START
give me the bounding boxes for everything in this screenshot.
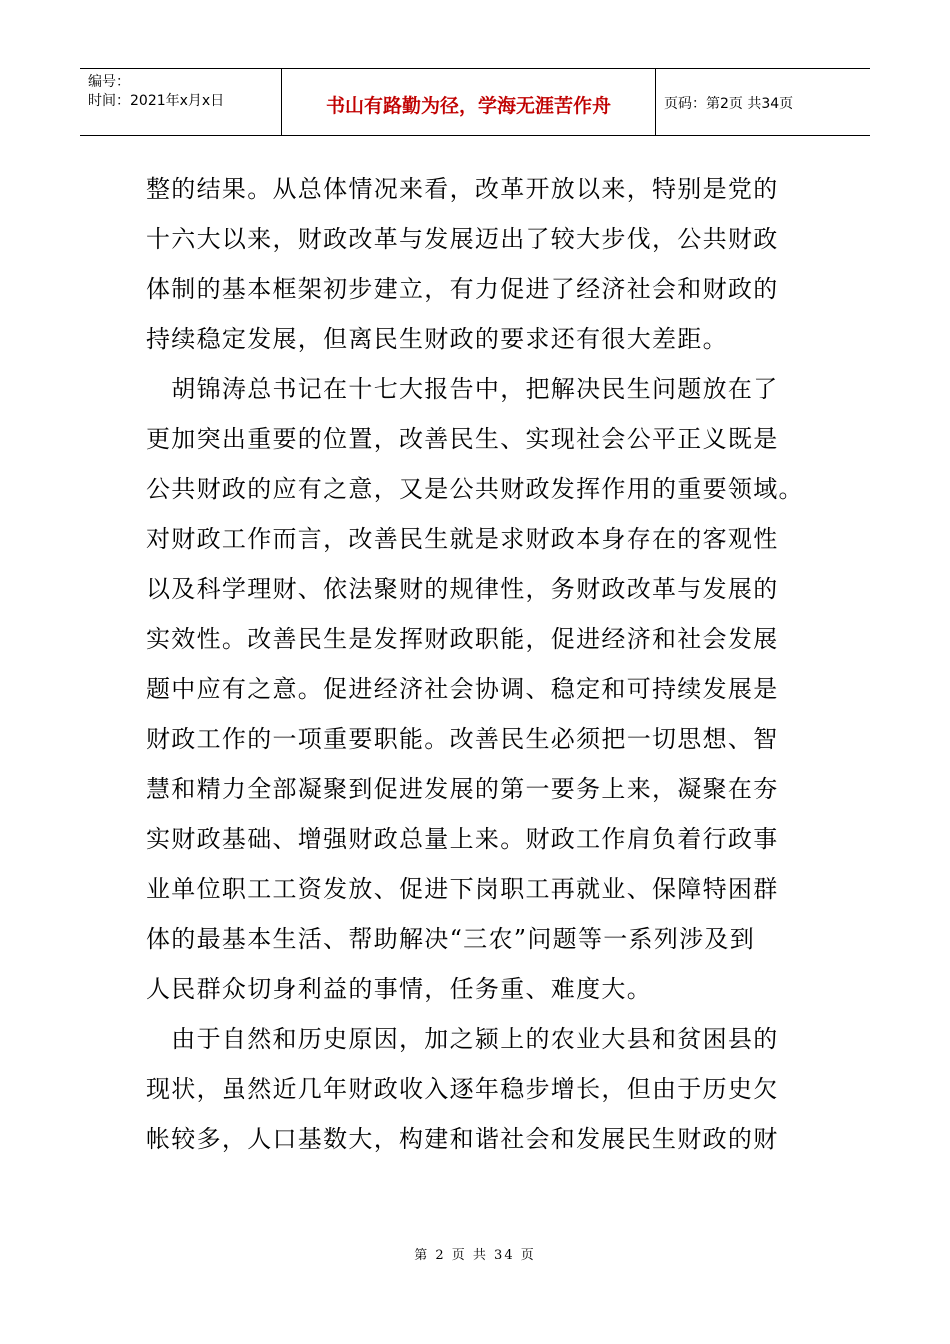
body-line: 以及科学理财、依法聚财的规律性，务财政改革与发展的	[146, 575, 779, 603]
body-line: 公共财政的应有之意，又是公共财政发挥作用的重要领域。	[146, 475, 804, 503]
page-footer: 第 2 页 共 34 页	[414, 1248, 536, 1263]
body-line: 业单位职工工资发放、促进下岗职工再就业、保障特困群	[146, 875, 779, 903]
body-line: 持续稳定发展，但离民生财政的要求还有很大差距。	[146, 325, 728, 353]
body-line: 胡锦涛总书记在十七大报告中，把解决民生问题放在了	[146, 375, 779, 403]
body-line: 现状，虽然近几年财政收入逐年稳步增长，但由于历史欠	[146, 1075, 779, 1103]
body-line: 由于自然和历史原因，加之颍上的农业大县和贫困县的	[146, 1025, 779, 1053]
header-meta	[80, 69, 282, 135]
body-line: 实财政基础、增强财政总量上来。财政工作肩负着行政事	[146, 825, 779, 853]
body-line: 对财政工作而言，改善民生就是求财政本身存在的客观性	[146, 525, 779, 553]
body-line: 体的最基本生活、帮助解决“三农”问题等一系列涉及到	[146, 925, 756, 953]
body-line: 整的结果。从总体情况来看，改革开放以来，特别是党的	[146, 175, 779, 203]
header-page-info: 页码：第2页 共34页	[664, 96, 794, 112]
body-line: 十六大以来，财政改革与发展迈出了较大步伐，公共财政	[146, 225, 779, 253]
body-line: 慧和精力全部凝聚到促进发展的第一要务上来，凝聚在夯	[146, 775, 779, 803]
body-line: 人民群众切身利益的事情，任务重、难度大。	[146, 975, 652, 1003]
time-label: 时间：2021年x月x日	[88, 93, 225, 109]
page-header	[80, 68, 870, 136]
body-line: 实效性。改善民生是发挥财政职能，促进经济和社会发展	[146, 625, 779, 653]
header-motto: 书山有路勤为径，学海无涯苦作舟	[282, 69, 656, 135]
number-label: 编号：	[88, 74, 130, 90]
body-line: 更加突出重要的位置，改善民生、实现社会公平正义既是	[146, 425, 779, 453]
body-line: 体制的基本框架初步建立，有力促进了经济社会和财政的	[146, 275, 779, 303]
body-line: 帐较多，人口基数大，构建和谐社会和发展民生财政的财	[146, 1125, 779, 1153]
body-line: 题中应有之意。促进经济社会协调、稳定和可持续发展是	[146, 675, 779, 703]
document-body	[146, 164, 804, 1164]
body-line: 财政工作的一项重要职能。改善民生必须把一切思想、智	[146, 725, 779, 753]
END
### TASK PROMPT:
Please rewrite all of the material above, changing every "body-line" to "text-line" and keeping everything else the same. Leave out the picture.

### ANSWER FOR THE TASK:
give me the bounding boxes for everything in this screenshot.
text-line: 以及科学理财、依法聚财的规律性，务财政改革与发展的	[146, 575, 779, 603]
text-line: 公共财政的应有之意，又是公共财政发挥作用的重要领域。	[146, 475, 804, 503]
page-footer: 第 2 页 共 34 页	[414, 1248, 536, 1263]
text-line: 业单位职工工资发放、促进下岗职工再就业、保障特困群	[146, 875, 779, 903]
text-line: 持续稳定发展，但离民生财政的要求还有很大差距。	[146, 325, 728, 353]
text-line: 胡锦涛总书记在十七大报告中，把解决民生问题放在了	[146, 375, 779, 403]
text-line: 现状，虽然近几年财政收入逐年稳步增长，但由于历史欠	[146, 1075, 779, 1103]
text-line: 由于自然和历史原因，加之颍上的农业大县和贫困县的	[146, 1025, 779, 1053]
header-meta	[80, 69, 282, 135]
text-line: 实财政基础、增强财政总量上来。财政工作肩负着行政事	[146, 825, 779, 853]
text-line: 对财政工作而言，改善民生就是求财政本身存在的客观性	[146, 525, 779, 553]
text-line: 体的最基本生活、帮助解决“三农”问题等一系列涉及到	[146, 925, 756, 953]
text-line: 整的结果。从总体情况来看，改革开放以来，特别是党的	[146, 175, 779, 203]
header-page-info: 页码：第2页 共34页	[664, 96, 794, 112]
text-line: 十六大以来，财政改革与发展迈出了较大步伐，公共财政	[146, 225, 779, 253]
text-line: 慧和精力全部凝聚到促进发展的第一要务上来，凝聚在夯	[146, 775, 779, 803]
text-line: 人民群众切身利益的事情，任务重、难度大。	[146, 975, 652, 1003]
time-label: 时间：2021年x月x日	[88, 93, 225, 109]
page-header	[80, 68, 870, 136]
text-line: 实效性。改善民生是发挥财政职能，促进经济和社会发展	[146, 625, 779, 653]
header-motto: 书山有路勤为径，学海无涯苦作舟	[282, 69, 656, 135]
number-label: 编号：	[88, 74, 130, 90]
text-line: 更加突出重要的位置，改善民生、实现社会公平正义既是	[146, 425, 779, 453]
text-line: 体制的基本框架初步建立，有力促进了经济社会和财政的	[146, 275, 779, 303]
text-line: 帐较多，人口基数大，构建和谐社会和发展民生财政的财	[146, 1125, 779, 1153]
text-line: 题中应有之意。促进经济社会协调、稳定和可持续发展是	[146, 675, 779, 703]
document-body	[146, 164, 804, 1164]
text-line: 财政工作的一项重要职能。改善民生必须把一切思想、智	[146, 725, 779, 753]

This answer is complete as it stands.